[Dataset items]

○ ○ ○ ○ ○ ○ ○

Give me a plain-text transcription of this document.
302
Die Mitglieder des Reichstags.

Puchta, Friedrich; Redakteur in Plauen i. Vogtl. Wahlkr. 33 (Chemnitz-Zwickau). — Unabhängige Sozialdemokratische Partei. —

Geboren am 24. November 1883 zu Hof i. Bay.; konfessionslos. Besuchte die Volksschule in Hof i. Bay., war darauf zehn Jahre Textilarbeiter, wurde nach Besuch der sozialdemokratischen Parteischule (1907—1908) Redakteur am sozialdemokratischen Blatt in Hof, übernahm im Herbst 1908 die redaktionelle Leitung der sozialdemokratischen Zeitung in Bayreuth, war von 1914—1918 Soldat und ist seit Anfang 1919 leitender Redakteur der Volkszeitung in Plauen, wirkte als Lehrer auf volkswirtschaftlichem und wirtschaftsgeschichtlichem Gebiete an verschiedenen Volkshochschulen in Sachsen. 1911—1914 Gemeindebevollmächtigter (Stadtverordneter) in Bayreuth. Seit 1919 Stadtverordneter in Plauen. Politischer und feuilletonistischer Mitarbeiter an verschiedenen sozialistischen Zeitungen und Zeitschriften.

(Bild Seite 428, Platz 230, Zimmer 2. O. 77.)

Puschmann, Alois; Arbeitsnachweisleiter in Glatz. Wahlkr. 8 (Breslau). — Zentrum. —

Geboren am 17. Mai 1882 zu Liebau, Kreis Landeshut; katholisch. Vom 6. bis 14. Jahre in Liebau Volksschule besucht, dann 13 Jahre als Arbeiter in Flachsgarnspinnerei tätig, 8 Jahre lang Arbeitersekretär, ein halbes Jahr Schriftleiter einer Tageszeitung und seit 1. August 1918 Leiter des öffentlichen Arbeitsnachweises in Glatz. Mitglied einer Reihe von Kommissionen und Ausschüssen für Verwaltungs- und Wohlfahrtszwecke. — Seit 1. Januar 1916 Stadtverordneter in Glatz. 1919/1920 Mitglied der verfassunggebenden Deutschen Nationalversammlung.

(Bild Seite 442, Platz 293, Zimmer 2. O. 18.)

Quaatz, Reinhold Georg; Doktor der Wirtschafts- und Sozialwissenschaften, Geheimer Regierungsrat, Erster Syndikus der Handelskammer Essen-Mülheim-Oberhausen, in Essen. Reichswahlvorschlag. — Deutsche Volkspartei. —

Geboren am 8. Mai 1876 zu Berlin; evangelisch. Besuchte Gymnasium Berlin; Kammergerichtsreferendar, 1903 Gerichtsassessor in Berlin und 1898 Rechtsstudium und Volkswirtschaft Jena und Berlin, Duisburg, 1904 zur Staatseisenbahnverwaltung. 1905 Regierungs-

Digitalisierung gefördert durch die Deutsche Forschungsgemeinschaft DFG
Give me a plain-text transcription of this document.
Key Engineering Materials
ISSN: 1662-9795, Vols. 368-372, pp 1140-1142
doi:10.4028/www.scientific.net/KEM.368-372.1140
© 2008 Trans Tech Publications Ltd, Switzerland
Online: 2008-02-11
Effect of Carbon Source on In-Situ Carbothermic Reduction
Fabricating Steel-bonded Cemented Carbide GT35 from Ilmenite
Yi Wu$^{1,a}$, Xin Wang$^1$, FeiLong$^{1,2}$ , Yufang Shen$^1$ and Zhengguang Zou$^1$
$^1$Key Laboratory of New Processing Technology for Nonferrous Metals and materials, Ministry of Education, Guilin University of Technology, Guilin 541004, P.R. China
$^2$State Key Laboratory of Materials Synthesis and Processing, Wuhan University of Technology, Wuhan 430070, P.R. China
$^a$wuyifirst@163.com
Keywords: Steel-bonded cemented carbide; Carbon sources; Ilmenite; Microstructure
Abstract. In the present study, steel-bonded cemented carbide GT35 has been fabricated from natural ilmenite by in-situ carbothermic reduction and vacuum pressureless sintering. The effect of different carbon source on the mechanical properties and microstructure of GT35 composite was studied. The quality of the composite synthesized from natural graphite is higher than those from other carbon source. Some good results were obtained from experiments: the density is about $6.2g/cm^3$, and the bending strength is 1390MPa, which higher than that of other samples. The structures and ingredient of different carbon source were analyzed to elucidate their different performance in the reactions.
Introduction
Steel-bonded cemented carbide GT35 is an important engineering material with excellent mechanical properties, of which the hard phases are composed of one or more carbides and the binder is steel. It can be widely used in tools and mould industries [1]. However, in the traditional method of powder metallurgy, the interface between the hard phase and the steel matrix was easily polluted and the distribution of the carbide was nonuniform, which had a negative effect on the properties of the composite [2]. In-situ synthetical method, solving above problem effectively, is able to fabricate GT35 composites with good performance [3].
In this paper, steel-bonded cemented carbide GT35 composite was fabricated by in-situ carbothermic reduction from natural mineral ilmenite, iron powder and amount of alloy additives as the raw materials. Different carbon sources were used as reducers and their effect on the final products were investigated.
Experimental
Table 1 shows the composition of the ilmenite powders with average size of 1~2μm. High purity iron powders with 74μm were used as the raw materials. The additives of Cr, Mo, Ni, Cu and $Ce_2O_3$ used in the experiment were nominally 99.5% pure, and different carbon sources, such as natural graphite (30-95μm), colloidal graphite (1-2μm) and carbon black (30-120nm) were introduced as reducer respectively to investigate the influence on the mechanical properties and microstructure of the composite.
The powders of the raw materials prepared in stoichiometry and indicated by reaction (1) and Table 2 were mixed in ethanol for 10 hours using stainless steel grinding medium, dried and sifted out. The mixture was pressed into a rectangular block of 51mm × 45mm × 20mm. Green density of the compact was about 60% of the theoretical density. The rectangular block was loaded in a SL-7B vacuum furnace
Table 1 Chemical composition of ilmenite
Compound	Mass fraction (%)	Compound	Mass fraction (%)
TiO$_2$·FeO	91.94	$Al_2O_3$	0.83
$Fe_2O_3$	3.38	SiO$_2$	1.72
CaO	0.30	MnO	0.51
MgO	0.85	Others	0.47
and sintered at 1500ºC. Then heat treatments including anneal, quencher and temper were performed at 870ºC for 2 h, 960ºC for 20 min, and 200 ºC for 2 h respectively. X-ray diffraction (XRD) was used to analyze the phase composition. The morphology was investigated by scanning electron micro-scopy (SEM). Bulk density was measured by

○ ○ ○ ○ ○ ○ ○

# What the exercise asks:
Show the lines of the material that contain the word "graphite".

# Final answer:
Abstract. In the present study, steel-bonded cemented carbide GT35 has been fabricated from natural ilmenite by in-situ carbothermic reduction and vacuum pressureless sintering. The effect of different carbon source on the mechanical properties and microstructure of GT35 composite was studied. The quality of the composite synthesized from natural graphite is higher than those from other carbon source. Some good results were obtained from experiments: the density is about $6.2g/cm^3$, and the bending strength is 1390MPa, which higher than that of other samples. The structures and ingredient of different carbon source were analyzed to elucidate their different performance in the reactions.
Table 1 shows the composition of the ilmenite powders with average size of 1~2μm. High purity iron powders with 74μm were used as the raw materials. The additives of Cr, Mo, Ni, Cu and $Ce_2O_3$ used in the experiment were nominally 99.5% pure, and different carbon sources, such as natural graphite (30-95μm), colloidal graphite (1-2μm) and carbon black (30-120nm) were introduced as reducer respectively to investigate the influence on the mechanical properties and microstructure of the composite.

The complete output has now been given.